[INPUT start]
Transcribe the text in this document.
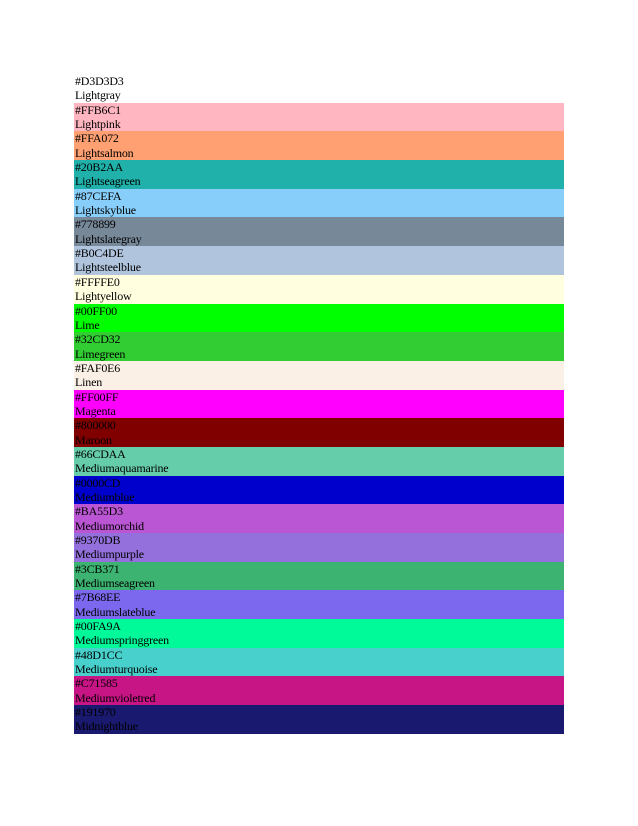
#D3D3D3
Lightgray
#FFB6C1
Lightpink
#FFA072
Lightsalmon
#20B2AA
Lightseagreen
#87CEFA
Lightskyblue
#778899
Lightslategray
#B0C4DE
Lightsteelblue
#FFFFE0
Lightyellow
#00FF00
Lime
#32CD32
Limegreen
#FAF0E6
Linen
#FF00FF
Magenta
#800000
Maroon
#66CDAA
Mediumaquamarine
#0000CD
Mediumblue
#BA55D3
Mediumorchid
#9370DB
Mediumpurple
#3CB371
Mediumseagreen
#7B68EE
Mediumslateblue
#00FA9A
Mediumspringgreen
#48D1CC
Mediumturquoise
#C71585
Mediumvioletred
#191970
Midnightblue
[INPUT end]
### STATED EXERCISE
Nothing in the entries above should change when they are printed again, except that the pictures are dropped.

### SOLUTION TO THE PROBLEM
Transcribe the text in this document.
#D3D3D3
Lightgray
#FFB6C1
Lightpink
#FFA072
Lightsalmon
#20B2AA
Lightseagreen
#87CEFA
Lightskyblue
#778899
Lightslategray
#B0C4DE
Lightsteelblue
#FFFFE0
Lightyellow
#00FF00
Lime
#32CD32
Limegreen
#FAF0E6
Linen
#FF00FF
Magenta
#800000
Maroon
#66CDAA
Mediumaquamarine
#0000CD
Mediumblue
#BA55D3
Mediumorchid
#9370DB
Mediumpurple
#3CB371
Mediumseagreen
#7B68EE
Mediumslateblue
#00FA9A
Mediumspringgreen
#48D1CC
Mediumturquoise
#C71585
Mediumvioletred
#191970
Midnightblue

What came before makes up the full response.